(Source records)

^^^^^^^^^^^^^^^^

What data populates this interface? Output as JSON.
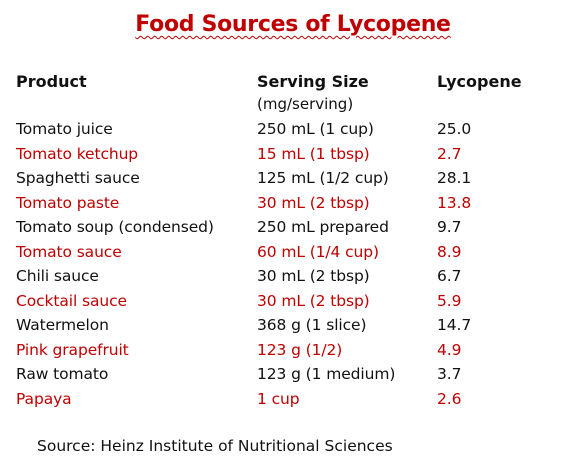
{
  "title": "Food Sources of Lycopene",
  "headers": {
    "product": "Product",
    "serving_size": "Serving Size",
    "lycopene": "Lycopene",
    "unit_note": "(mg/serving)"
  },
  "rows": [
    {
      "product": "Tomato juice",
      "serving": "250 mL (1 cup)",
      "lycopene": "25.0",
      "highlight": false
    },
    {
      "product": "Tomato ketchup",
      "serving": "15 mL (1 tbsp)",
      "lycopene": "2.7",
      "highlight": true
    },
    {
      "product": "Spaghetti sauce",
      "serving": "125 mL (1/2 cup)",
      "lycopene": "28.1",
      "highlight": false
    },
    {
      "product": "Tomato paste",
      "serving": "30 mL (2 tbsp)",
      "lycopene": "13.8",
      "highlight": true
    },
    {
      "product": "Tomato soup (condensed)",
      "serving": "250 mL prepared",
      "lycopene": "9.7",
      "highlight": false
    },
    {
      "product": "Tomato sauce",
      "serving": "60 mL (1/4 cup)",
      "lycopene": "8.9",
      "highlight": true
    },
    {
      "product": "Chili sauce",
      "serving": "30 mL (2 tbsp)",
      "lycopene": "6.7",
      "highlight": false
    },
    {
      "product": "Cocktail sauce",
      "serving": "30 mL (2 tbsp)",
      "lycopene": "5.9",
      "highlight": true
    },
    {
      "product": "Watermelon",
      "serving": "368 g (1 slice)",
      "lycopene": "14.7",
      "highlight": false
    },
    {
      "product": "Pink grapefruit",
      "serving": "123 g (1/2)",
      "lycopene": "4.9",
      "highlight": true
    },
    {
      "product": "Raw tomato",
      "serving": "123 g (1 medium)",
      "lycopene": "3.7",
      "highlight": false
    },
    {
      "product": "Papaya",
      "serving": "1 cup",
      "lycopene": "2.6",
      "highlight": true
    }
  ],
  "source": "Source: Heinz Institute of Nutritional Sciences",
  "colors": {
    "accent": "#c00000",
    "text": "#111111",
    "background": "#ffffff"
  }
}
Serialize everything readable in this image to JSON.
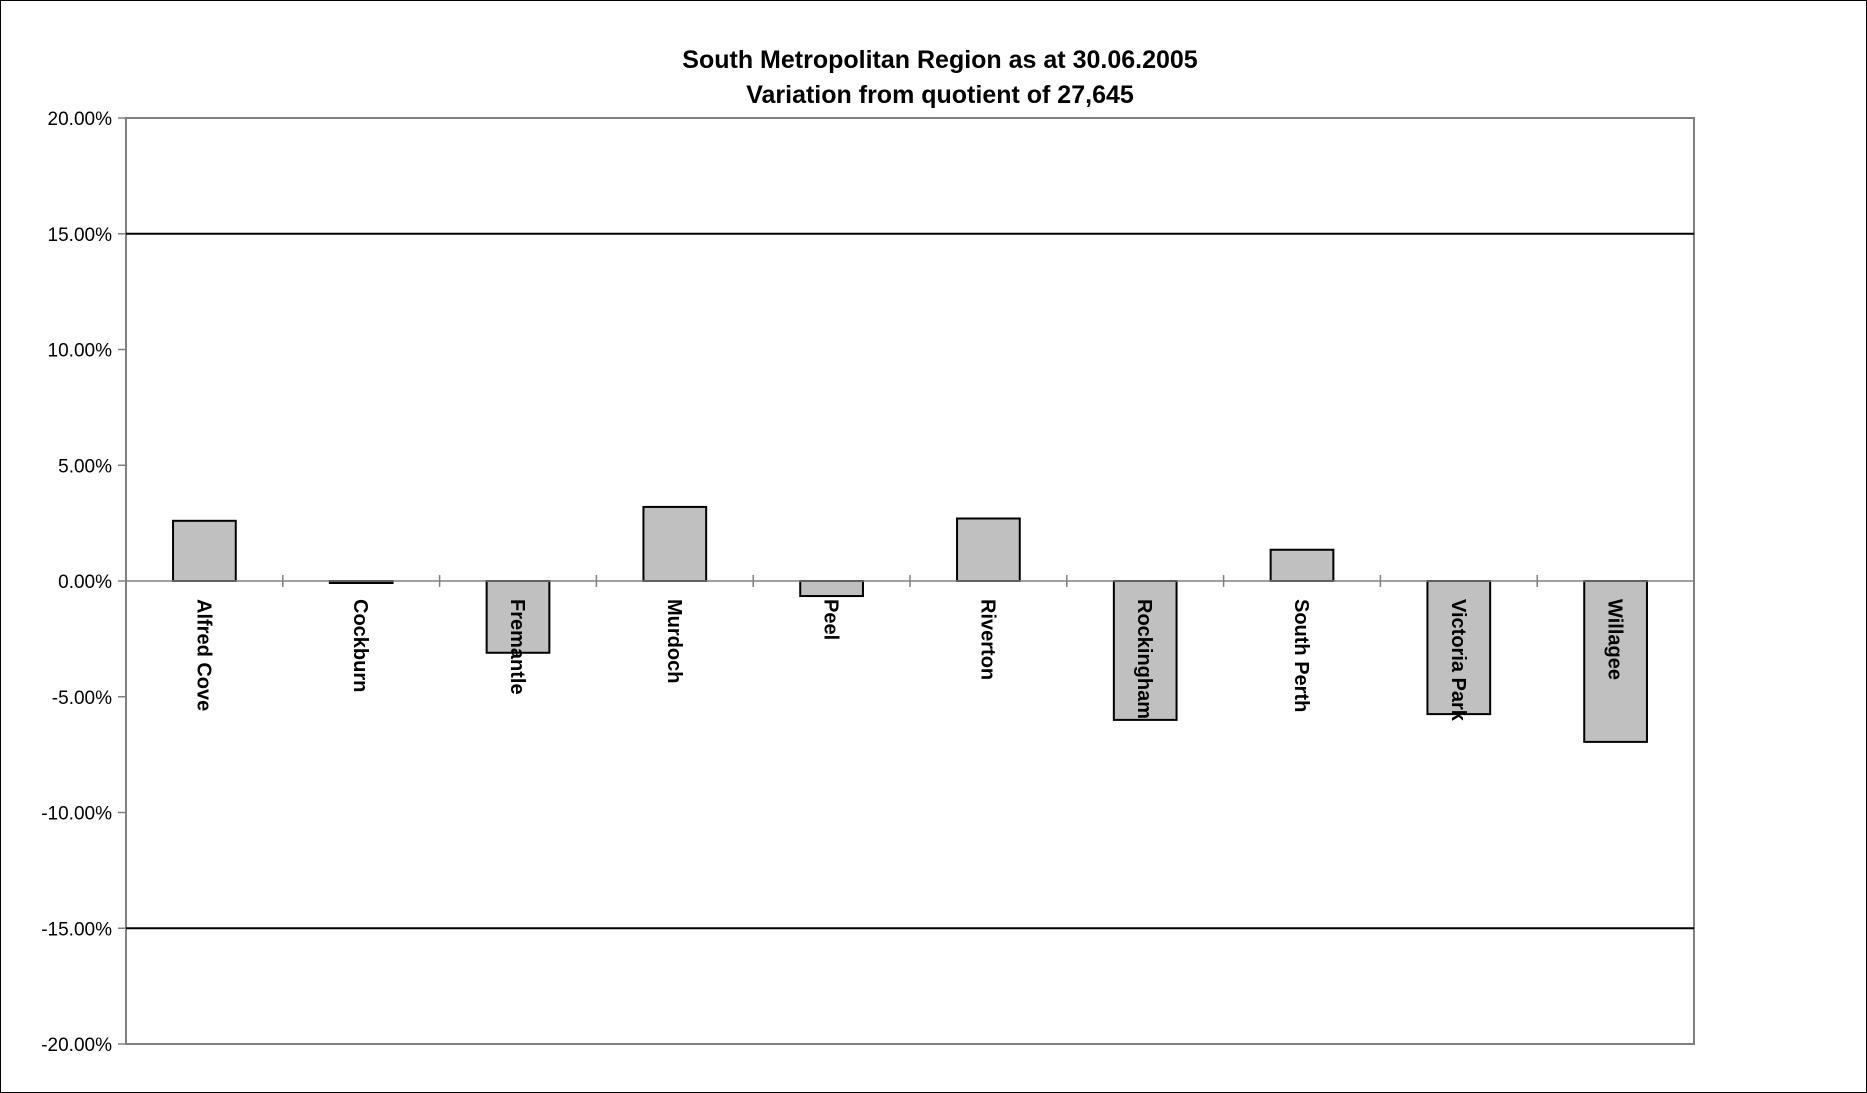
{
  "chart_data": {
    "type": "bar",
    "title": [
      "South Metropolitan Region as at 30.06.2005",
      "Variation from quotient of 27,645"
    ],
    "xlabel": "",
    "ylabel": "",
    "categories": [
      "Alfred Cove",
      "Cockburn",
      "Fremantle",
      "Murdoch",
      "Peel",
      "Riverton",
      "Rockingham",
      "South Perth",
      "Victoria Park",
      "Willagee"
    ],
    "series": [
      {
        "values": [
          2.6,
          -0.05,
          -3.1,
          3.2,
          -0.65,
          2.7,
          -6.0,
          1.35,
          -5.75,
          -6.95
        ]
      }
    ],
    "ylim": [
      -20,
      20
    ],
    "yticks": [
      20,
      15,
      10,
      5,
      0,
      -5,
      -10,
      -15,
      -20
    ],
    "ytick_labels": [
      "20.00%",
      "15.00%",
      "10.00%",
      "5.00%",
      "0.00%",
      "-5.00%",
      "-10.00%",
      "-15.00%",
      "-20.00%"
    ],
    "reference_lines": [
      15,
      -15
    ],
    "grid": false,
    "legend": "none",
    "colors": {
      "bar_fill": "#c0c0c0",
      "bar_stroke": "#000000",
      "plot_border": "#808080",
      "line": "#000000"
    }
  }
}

^^^^^^^^^^^^^^^^

Identify every line above that includes the word "JSON", and show those lines.

» **RESULT**:
What data populates this interface? Output as JSON.
Serialize everything readable in this image to JSON.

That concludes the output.